(Dataset records)
-- Start --

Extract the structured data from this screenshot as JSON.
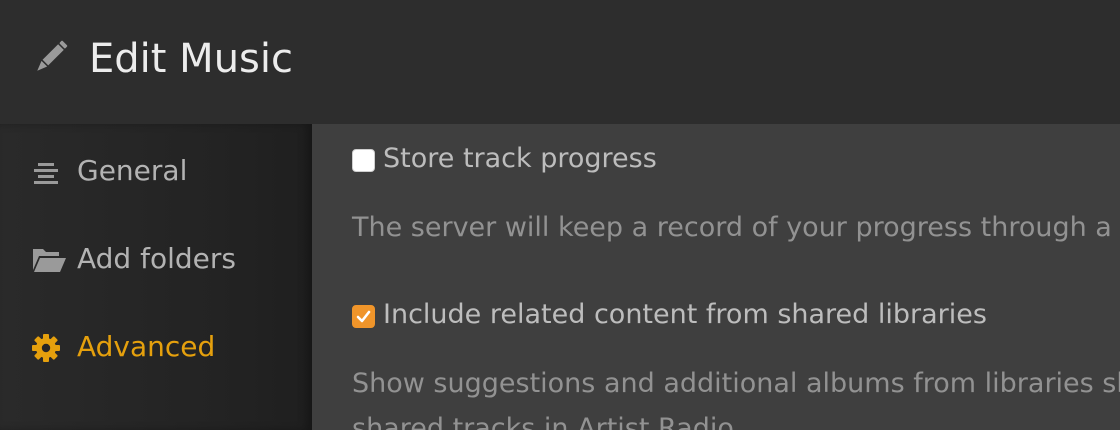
{
  "header": {
    "title": "Edit Music",
    "icon": "pencil-icon"
  },
  "sidebar": {
    "items": [
      {
        "label": "General",
        "icon": "align-center-icon",
        "active": false
      },
      {
        "label": "Add folders",
        "icon": "folder-open-icon",
        "active": false
      },
      {
        "label": "Advanced",
        "icon": "gear-icon",
        "active": true
      }
    ]
  },
  "main": {
    "options": [
      {
        "label": "Store track progress",
        "checked": false,
        "description": "The server will keep a record of your progress through a tra"
      },
      {
        "label": "Include related content from shared libraries",
        "checked": true,
        "description": "Show suggestions and additional albums from libraries sha include shared tracks in Artist Radio."
      }
    ]
  },
  "colors": {
    "header_bg": "#2d2d2d",
    "content_bg": "#3f3f3f",
    "accent": "#e5a00d",
    "checkbox_checked": "#f0952a"
  }
}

-- End --

▸ PROBLEM REQUIREMENTS
Give every line back word for word and leave the pictures out.

▸ ANSWER BELOW
Extract the structured data from this screenshot as JSON.
{
  "header": {
    "title": "Edit Music",
    "icon": "pencil-icon"
  },
  "sidebar": {
    "items": [
      {
        "label": "General",
        "icon": "align-center-icon",
        "active": false
      },
      {
        "label": "Add folders",
        "icon": "folder-open-icon",
        "active": false
      },
      {
        "label": "Advanced",
        "icon": "gear-icon",
        "active": true
      }
    ]
  },
  "main": {
    "options": [
      {
        "label": "Store track progress",
        "checked": false,
        "description": "The server will keep a record of your progress through a tra"
      },
      {
        "label": "Include related content from shared libraries",
        "checked": true,
        "description": "Show suggestions and additional albums from libraries sha include shared tracks in Artist Radio."
      }
    ]
  },
  "colors": {
    "header_bg": "#2d2d2d",
    "content_bg": "#3f3f3f",
    "accent": "#e5a00d",
    "checkbox_checked": "#f0952a"
  }
}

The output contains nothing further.